'''
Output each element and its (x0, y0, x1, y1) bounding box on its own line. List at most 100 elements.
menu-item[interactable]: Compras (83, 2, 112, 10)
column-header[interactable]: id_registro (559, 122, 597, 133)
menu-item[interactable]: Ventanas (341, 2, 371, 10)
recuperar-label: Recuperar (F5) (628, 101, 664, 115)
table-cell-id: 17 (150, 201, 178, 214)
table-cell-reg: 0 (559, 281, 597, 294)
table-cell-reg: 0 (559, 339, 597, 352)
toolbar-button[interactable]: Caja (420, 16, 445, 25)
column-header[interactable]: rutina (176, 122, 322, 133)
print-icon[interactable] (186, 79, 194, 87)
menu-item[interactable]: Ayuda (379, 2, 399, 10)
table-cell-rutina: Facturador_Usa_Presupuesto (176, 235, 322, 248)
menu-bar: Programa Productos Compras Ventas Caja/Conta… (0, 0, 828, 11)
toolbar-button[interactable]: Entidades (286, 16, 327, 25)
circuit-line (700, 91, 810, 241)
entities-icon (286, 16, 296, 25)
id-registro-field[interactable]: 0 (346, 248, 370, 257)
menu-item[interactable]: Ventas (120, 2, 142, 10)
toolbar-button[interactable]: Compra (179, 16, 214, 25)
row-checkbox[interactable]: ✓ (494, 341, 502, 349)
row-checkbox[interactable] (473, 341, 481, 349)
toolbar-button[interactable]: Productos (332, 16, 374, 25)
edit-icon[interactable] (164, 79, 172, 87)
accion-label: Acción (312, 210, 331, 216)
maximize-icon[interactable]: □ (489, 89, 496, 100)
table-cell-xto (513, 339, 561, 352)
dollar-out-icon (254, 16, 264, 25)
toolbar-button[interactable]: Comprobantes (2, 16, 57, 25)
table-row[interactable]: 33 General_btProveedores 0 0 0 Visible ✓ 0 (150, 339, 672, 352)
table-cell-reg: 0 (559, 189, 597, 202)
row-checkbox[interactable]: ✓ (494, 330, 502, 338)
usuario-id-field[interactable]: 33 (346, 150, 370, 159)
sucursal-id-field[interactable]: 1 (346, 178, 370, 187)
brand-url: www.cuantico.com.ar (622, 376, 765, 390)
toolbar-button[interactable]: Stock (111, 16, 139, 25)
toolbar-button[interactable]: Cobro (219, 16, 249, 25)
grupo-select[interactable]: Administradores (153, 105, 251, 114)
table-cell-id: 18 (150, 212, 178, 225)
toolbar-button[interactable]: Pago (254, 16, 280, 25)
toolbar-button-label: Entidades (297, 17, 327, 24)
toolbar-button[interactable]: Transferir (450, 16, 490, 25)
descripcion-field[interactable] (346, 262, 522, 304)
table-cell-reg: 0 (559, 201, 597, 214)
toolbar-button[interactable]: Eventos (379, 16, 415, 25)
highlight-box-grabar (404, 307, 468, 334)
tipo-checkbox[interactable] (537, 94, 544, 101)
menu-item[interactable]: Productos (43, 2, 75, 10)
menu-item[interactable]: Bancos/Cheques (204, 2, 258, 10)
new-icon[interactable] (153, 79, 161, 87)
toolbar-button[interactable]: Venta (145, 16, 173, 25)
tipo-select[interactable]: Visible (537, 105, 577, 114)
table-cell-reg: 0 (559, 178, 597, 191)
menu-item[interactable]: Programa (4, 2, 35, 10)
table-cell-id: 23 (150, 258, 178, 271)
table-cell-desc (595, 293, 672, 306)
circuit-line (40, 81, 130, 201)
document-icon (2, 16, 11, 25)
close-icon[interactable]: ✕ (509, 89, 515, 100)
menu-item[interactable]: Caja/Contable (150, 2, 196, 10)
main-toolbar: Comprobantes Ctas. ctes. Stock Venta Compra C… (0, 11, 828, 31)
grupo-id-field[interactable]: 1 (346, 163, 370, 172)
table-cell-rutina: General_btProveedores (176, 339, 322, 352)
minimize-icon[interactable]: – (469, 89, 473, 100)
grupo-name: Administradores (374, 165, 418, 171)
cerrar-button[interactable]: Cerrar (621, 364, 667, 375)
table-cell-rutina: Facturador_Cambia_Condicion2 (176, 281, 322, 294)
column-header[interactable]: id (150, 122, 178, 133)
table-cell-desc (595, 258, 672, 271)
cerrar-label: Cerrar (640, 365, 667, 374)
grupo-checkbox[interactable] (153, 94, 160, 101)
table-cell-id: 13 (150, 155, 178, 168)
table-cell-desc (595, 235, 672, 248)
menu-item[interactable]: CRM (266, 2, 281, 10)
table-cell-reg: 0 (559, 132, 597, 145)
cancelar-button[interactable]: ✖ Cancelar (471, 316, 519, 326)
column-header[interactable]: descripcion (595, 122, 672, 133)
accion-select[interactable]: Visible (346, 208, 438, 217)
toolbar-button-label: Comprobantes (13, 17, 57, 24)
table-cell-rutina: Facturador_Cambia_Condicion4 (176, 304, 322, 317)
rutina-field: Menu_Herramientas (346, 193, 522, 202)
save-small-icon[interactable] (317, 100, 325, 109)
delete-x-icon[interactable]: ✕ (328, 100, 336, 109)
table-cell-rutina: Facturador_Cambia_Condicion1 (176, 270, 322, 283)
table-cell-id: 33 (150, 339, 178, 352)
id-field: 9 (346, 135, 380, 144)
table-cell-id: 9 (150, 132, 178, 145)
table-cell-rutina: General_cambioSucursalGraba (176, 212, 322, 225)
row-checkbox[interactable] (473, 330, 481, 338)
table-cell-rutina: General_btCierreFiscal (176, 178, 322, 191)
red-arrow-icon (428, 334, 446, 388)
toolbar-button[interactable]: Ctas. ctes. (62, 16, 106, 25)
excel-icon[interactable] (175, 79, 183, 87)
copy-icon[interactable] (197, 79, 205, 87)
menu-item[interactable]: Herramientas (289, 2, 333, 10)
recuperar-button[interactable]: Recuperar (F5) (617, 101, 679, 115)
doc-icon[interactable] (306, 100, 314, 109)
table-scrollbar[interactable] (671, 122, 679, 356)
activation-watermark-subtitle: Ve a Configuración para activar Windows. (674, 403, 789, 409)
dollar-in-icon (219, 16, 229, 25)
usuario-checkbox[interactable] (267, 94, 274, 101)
'''
- [WHAT THIS TASK INVOLVES]: Can you lay out every line of the item above as a numbered list, skipping any blank lines?

- [THE RESULT]:
1. Output each element and its (x0, y0, x1, y1) bounding box on its own line. List at most 100 elements.
2. menu-item[interactable]: Compras (83, 2, 112, 10)
3. column-header[interactable]: id_registro (559, 122, 597, 133)
4. menu-item[interactable]: Ventanas (341, 2, 371, 10)
5. recuperar-label: Recuperar (F5) (628, 101, 664, 115)
6. table-cell-id: 17 (150, 201, 178, 214)
7. table-cell-reg: 0 (559, 281, 597, 294)
8. table-cell-reg: 0 (559, 339, 597, 352)
9. toolbar-button[interactable]: Caja (420, 16, 445, 25)
10. column-header[interactable]: rutina (176, 122, 322, 133)
11. print-icon[interactable] (186, 79, 194, 87)
12. menu-item[interactable]: Ayuda (379, 2, 399, 10)
13. table-cell-rutina: Facturador_Usa_Presupuesto (176, 235, 322, 248)
14. menu-bar: Programa Productos Compras Ventas Caja/Conta… (0, 0, 828, 11)
15. toolbar-button[interactable]: Entidades (286, 16, 327, 25)
16. circuit-line (700, 91, 810, 241)
17. entities-icon (286, 16, 296, 25)
18. id-registro-field[interactable]: 0 (346, 248, 370, 257)
19. menu-item[interactable]: Ventas (120, 2, 142, 10)
20. toolbar-button[interactable]: Compra (179, 16, 214, 25)
21. row-checkbox[interactable]: ✓ (494, 341, 502, 349)
22. row-checkbox[interactable] (473, 341, 481, 349)
23. toolbar-button[interactable]: Productos (332, 16, 374, 25)
24. edit-icon[interactable] (164, 79, 172, 87)
25. accion-label: Acción (312, 210, 331, 216)
26. maximize-icon[interactable]: □ (489, 89, 496, 100)
27. table-cell-xto (513, 339, 561, 352)
28. dollar-out-icon (254, 16, 264, 25)
29. toolbar-button[interactable]: Comprobantes (2, 16, 57, 25)
30. table-row[interactable]: 33 General_btProveedores 0 0 0 Visible ✓ 0 (150, 339, 672, 352)
31. table-cell-reg: 0 (559, 189, 597, 202)
32. row-checkbox[interactable]: ✓ (494, 330, 502, 338)
33. usuario-id-field[interactable]: 33 (346, 150, 370, 159)
34. sucursal-id-field[interactable]: 1 (346, 178, 370, 187)
35. brand-url: www.cuantico.com.ar (622, 376, 765, 390)
36. toolbar-button[interactable]: Stock (111, 16, 139, 25)
37. toolbar-button[interactable]: Cobro (219, 16, 249, 25)
38. grupo-select[interactable]: Administradores (153, 105, 251, 114)
39. table-cell-id: 18 (150, 212, 178, 225)
40. toolbar-button[interactable]: Pago (254, 16, 280, 25)
41. toolbar-button-label: Entidades (297, 17, 327, 24)
42. toolbar-button[interactable]: Transferir (450, 16, 490, 25)
43. descripcion-field[interactable] (346, 262, 522, 304)
44. table-cell-reg: 0 (559, 201, 597, 214)
45. toolbar-button[interactable]: Eventos (379, 16, 415, 25)
46. highlight-box-grabar (404, 307, 468, 334)
47. tipo-checkbox[interactable] (537, 94, 544, 101)
48. menu-item[interactable]: Productos (43, 2, 75, 10)
49. menu-item[interactable]: Bancos/Cheques (204, 2, 258, 10)
50. new-icon[interactable] (153, 79, 161, 87)
51. toolbar-button[interactable]: Venta (145, 16, 173, 25)
52. tipo-select[interactable]: Visible (537, 105, 577, 114)
53. table-cell-reg: 0 (559, 178, 597, 191)
54. menu-item[interactable]: Programa (4, 2, 35, 10)
55. table-cell-id: 23 (150, 258, 178, 271)
56. table-cell-desc (595, 293, 672, 306)
57. circuit-line (40, 81, 130, 201)
58. document-icon (2, 16, 11, 25)
59. close-icon[interactable]: ✕ (509, 89, 515, 100)
60. menu-item[interactable]: Caja/Contable (150, 2, 196, 10)
61. main-toolbar: Comprobantes Ctas. ctes. Stock Venta Compra C… (0, 11, 828, 31)
62. grupo-id-field[interactable]: 1 (346, 163, 370, 172)
63. table-cell-rutina: General_btProveedores (176, 339, 322, 352)
64. minimize-icon[interactable]: – (469, 89, 473, 100)
65. grupo-name: Administradores (374, 165, 418, 171)
66. cerrar-button[interactable]: Cerrar (621, 364, 667, 375)
67. table-cell-rutina: Facturador_Cambia_Condicion2 (176, 281, 322, 294)
68. column-header[interactable]: id (150, 122, 178, 133)
69. table-cell-desc (595, 258, 672, 271)
70. cerrar-label: Cerrar (640, 365, 667, 374)
71. grupo-checkbox[interactable] (153, 94, 160, 101)
72. table-cell-id: 13 (150, 155, 178, 168)
73. table-cell-desc (595, 235, 672, 248)
74. menu-item[interactable]: CRM (266, 2, 281, 10)
75. table-cell-reg: 0 (559, 132, 597, 145)
76. cancelar-button[interactable]: ✖ Cancelar (471, 316, 519, 326)
77. column-header[interactable]: descripcion (595, 122, 672, 133)
78. accion-select[interactable]: Visible (346, 208, 438, 217)
79. toolbar-button-label: Comprobantes (13, 17, 57, 24)
80. table-cell-rutina: Facturador_Cambia_Condicion4 (176, 304, 322, 317)
81. rutina-field: Menu_Herramientas (346, 193, 522, 202)
82. save-small-icon[interactable] (317, 100, 325, 109)
83. delete-x-icon[interactable]: ✕ (328, 100, 336, 109)
84. table-cell-rutina: Facturador_Cambia_Condicion1 (176, 270, 322, 283)
85. table-cell-id: 33 (150, 339, 178, 352)
86. id-field: 9 (346, 135, 380, 144)
87. table-cell-id: 9 (150, 132, 178, 145)
88. table-cell-rutina: General_cambioSucursalGraba (176, 212, 322, 225)
89. row-checkbox[interactable] (473, 330, 481, 338)
90. table-cell-rutina: General_btCierreFiscal (176, 178, 322, 191)
91. red-arrow-icon (428, 334, 446, 388)
92. toolbar-button[interactable]: Ctas. ctes. (62, 16, 106, 25)
93. excel-icon[interactable] (175, 79, 183, 87)
94. copy-icon[interactable] (197, 79, 205, 87)
95. menu-item[interactable]: Herramientas (289, 2, 333, 10)
96. recuperar-button[interactable]: Recuperar (F5) (617, 101, 679, 115)
97. doc-icon[interactable] (306, 100, 314, 109)
98. table-scrollbar[interactable] (671, 122, 679, 356)
99. activation-watermark-subtitle: Ve a Configuración para activar Windows. (674, 403, 789, 409)
100. dollar-in-icon (219, 16, 229, 25)
101. usuario-checkbox[interactable] (267, 94, 274, 101)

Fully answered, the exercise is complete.